▶ Do this:
Here are some records; copy every line that holds the word "Fishguard".

+ + +

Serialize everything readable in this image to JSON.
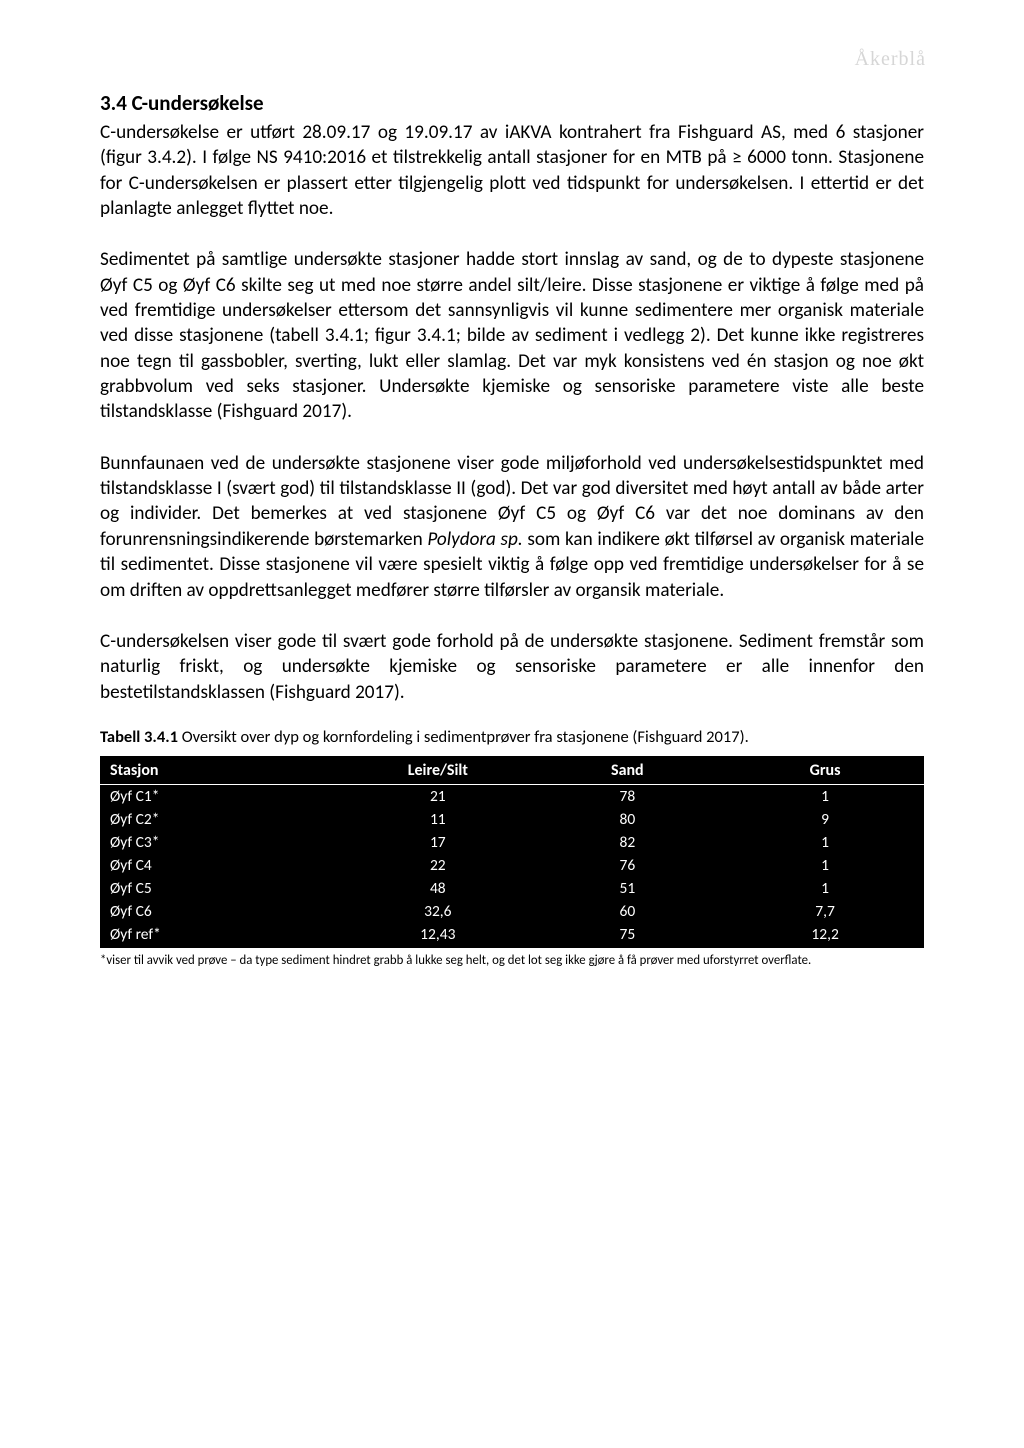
{
  "watermark": "Åkerblå",
  "heading": "3.4 C-undersøkelse",
  "para1": "C-undersøkelse er utført 28.09.17 og 19.09.17 av iAKVA kontrahert fra Fishguard AS, med 6 stasjoner (figur 3.4.2). I følge NS 9410:2016 et tilstrekkelig antall stasjoner for en MTB på ≥ 6000 tonn. Stasjonene for C-undersøkelsen er plassert etter tilgjengelig plott ved tidspunkt for undersøkelsen. I ettertid er det planlagte anlegget flyttet noe.",
  "para2": "Sedimentet på samtlige undersøkte stasjoner hadde stort innslag av sand, og de to dypeste stasjonene Øyf C5 og Øyf C6 skilte seg ut med noe større andel silt/leire. Disse stasjonene er viktige å følge med på ved fremtidige undersøkelser ettersom det sannsynligvis vil kunne sedimentere mer organisk materiale ved disse stasjonene (tabell 3.4.1; figur 3.4.1; bilde av sediment i vedlegg 2). Det kunne ikke registreres noe tegn til gassbobler, sverting, lukt eller slamlag. Det var myk konsistens ved én stasjon og noe økt grabbvolum ved seks stasjoner. Undersøkte kjemiske og sensoriske parametere viste alle beste tilstandsklasse (Fishguard 2017).",
  "para3_a": "Bunnfaunaen ved de undersøkte stasjonene viser gode miljøforhold ved undersøkelsestidspunktet med tilstandsklasse I (svært god) til tilstandsklasse II (god). Det var god diversitet med høyt antall av både arter og individer. Det bemerkes at ved stasjonene Øyf C5 og Øyf C6 var det noe dominans av den forunrensningsindikerende børstemarken ",
  "para3_italic": "Polydora sp.",
  "para3_b": " som kan indikere økt tilførsel av organisk materiale til sedimentet. Disse stasjonene vil være spesielt viktig å følge opp ved fremtidige undersøkelser for å se om driften av oppdrettsanlegget medfører større tilførsler av organsik materiale.",
  "para4": "C-undersøkelsen viser gode til svært gode forhold på de undersøkte stasjonene. Sediment fremstår som naturlig friskt, og undersøkte kjemiske og sensoriske parametere er alle innenfor den bestetilstandsklassen (Fishguard 2017).",
  "caption_bold": "Tabell 3.4.1",
  "caption_rest": " Oversikt over dyp og kornfordeling i sedimentprøver fra stasjonene (Fishguard 2017).",
  "table": {
    "columns": [
      "Stasjon",
      "Leire/Silt",
      "Sand",
      "Grus"
    ],
    "rows": [
      [
        "Øyf C1*",
        "21",
        "78",
        "1"
      ],
      [
        "Øyf C2*",
        "11",
        "80",
        "9"
      ],
      [
        "Øyf C3*",
        "17",
        "82",
        "1"
      ],
      [
        "Øyf C4",
        "22",
        "76",
        "1"
      ],
      [
        "Øyf C5",
        "48",
        "51",
        "1"
      ],
      [
        "Øyf C6",
        "32,6",
        "60",
        "7,7"
      ],
      [
        "Øyf ref*",
        "12,43",
        "75",
        "12,2"
      ]
    ],
    "header_bg": "#000000",
    "text_color": "#ffffff",
    "border_color": "#ffffff",
    "font_size_header": 16,
    "font_size_cell": 15.5
  },
  "footnote": "*viser til avvik ved prøve – da type sediment hindret grabb å lukke seg helt, og det lot seg ikke gjøre å få prøver med uforstyrret overflate."
}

+ + +

▶ Solution below:
  "para1": "C-undersøkelse er utført 28.09.17 og 19.09.17 av iAKVA kontrahert fra Fishguard AS, med 6 stasjoner (figur 3.4.2). I følge NS 9410:2016 et tilstrekkelig antall stasjoner for en MTB på ≥ 6000 tonn. Stasjonene for C-undersøkelsen er plassert etter tilgjengelig plott ved tidspunkt for undersøkelsen. I ettertid er det planlagte anlegget flyttet noe.",
  "para2": "Sedimentet på samtlige undersøkte stasjoner hadde stort innslag av sand, og de to dypeste stasjonene Øyf C5 og Øyf C6 skilte seg ut med noe større andel silt/leire. Disse stasjonene er viktige å følge med på ved fremtidige undersøkelser ettersom det sannsynligvis vil kunne sedimentere mer organisk materiale ved disse stasjonene (tabell 3.4.1; figur 3.4.1; bilde av sediment i vedlegg 2). Det kunne ikke registreres noe tegn til gassbobler, sverting, lukt eller slamlag. Det var myk konsistens ved én stasjon og noe økt grabbvolum ved seks stasjoner. Undersøkte kjemiske og sensoriske parametere viste alle beste tilstandsklasse (Fishguard 2017).",
  "para4": "C-undersøkelsen viser gode til svært gode forhold på de undersøkte stasjonene. Sediment fremstår som naturlig friskt, og undersøkte kjemiske og sensoriske parametere er alle innenfor den bestetilstandsklassen (Fishguard 2017).",
  "caption_rest": " Oversikt over dyp og kornfordeling i sedimentprøver fra stasjonene (Fishguard 2017).",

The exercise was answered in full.